▶ **Written instruction**
Take every line from the material that has the word "silver" in it.

Collected data

⟨

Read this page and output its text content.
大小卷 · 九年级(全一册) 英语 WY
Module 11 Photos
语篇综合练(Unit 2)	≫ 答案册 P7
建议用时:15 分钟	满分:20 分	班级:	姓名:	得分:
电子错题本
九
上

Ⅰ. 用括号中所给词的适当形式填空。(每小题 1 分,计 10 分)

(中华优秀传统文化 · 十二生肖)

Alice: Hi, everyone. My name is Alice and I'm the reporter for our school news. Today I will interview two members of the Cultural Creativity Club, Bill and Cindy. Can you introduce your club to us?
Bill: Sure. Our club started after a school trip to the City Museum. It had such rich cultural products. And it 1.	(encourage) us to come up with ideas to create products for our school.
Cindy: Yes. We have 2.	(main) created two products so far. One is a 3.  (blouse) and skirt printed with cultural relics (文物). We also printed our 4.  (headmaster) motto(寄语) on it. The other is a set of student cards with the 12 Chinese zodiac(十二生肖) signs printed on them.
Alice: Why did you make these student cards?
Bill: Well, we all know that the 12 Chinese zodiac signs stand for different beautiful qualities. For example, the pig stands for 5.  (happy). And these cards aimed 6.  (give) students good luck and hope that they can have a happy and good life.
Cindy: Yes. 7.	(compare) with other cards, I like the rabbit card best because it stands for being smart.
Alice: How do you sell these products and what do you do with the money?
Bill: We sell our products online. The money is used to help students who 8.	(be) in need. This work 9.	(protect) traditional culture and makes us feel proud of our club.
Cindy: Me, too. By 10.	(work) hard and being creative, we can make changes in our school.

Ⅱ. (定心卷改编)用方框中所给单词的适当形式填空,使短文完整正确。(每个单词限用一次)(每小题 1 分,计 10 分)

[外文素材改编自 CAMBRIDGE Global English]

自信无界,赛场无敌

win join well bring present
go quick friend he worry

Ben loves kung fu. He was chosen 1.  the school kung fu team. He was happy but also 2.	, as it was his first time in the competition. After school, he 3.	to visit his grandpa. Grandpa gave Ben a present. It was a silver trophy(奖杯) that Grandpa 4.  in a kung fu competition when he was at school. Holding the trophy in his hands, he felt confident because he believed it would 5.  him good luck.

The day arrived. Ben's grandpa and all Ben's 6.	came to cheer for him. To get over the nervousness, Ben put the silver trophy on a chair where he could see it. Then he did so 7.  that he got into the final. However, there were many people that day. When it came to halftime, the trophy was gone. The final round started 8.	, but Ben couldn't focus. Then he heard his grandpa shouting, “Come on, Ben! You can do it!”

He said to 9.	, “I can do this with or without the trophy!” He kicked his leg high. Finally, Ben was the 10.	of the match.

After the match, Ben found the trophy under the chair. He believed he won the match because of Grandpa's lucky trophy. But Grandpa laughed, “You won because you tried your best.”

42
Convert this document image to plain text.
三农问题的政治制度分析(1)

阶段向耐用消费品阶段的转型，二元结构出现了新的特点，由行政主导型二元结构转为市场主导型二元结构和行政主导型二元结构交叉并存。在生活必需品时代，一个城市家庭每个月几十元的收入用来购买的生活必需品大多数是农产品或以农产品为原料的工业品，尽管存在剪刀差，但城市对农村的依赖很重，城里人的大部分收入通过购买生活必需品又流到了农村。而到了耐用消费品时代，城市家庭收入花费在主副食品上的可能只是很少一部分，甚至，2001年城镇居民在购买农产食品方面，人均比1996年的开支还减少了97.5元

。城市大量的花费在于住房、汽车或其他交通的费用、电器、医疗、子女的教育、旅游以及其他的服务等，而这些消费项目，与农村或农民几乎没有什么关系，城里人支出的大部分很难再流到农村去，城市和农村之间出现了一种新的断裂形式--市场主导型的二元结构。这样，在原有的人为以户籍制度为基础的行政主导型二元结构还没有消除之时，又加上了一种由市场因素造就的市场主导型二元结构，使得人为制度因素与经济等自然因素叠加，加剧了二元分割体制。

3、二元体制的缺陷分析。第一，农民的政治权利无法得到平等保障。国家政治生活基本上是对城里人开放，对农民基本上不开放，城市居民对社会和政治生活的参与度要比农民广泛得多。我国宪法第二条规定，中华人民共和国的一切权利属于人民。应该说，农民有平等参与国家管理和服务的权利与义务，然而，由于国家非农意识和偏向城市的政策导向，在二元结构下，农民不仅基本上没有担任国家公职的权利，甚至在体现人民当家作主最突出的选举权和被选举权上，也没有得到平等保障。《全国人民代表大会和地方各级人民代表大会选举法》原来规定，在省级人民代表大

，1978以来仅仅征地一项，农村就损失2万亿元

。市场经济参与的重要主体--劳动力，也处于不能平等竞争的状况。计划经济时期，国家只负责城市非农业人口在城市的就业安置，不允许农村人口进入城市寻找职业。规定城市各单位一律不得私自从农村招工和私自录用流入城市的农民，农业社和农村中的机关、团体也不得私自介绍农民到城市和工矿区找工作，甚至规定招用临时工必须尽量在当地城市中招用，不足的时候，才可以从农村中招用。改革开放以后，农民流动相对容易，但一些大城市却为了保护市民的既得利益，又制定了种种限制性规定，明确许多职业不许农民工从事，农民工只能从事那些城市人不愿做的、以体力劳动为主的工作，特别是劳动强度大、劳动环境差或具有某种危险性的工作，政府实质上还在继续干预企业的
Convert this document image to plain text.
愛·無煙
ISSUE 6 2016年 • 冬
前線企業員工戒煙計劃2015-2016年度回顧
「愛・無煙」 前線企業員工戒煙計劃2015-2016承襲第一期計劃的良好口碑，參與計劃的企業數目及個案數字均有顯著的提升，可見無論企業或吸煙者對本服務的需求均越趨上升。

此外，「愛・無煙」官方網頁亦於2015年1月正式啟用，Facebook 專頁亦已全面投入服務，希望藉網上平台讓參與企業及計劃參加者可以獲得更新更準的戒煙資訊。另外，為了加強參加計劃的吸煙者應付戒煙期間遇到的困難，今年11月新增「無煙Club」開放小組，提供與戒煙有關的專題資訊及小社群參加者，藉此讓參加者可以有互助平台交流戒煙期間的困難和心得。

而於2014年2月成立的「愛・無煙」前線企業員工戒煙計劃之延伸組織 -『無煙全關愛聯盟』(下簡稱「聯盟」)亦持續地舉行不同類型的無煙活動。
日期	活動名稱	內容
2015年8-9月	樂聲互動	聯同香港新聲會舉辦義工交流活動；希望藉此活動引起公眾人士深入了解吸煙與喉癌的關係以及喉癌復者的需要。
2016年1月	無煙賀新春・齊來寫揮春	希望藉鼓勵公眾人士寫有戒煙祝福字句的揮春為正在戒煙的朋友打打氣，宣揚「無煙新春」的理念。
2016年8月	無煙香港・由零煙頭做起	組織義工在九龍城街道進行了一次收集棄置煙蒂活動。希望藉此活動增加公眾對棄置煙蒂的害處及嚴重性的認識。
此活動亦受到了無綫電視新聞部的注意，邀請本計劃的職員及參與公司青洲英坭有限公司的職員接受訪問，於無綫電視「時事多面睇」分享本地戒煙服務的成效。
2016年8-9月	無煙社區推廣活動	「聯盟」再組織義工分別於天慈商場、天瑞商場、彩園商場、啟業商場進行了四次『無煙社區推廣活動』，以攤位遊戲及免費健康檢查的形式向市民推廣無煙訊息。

⟩

▶ **Correct answer**
Ben loves kung fu. He was chosen 1.  the school kung fu team. He was happy but also 2.	, as it was his first time in the competition. After school, he 3.	to visit his grandpa. Grandpa gave Ben a present. It was a silver trophy(奖杯) that Grandpa 4.  in a kung fu competition when he was at school. Holding the trophy in his hands, he felt confident because he believed it would 5.  him good luck.
The day arrived. Ben's grandpa and all Ben's 6.	came to cheer for him. To get over the nervousness, Ben put the silver trophy on a chair where he could see it. Then he did so 7.  that he got into the final. However, there were many people that day. When it came to halftime, the trophy was gone. The final round started 8.	, but Ben couldn't focus. Then he heard his grandpa shouting, “Come on, Ben! You can do it!”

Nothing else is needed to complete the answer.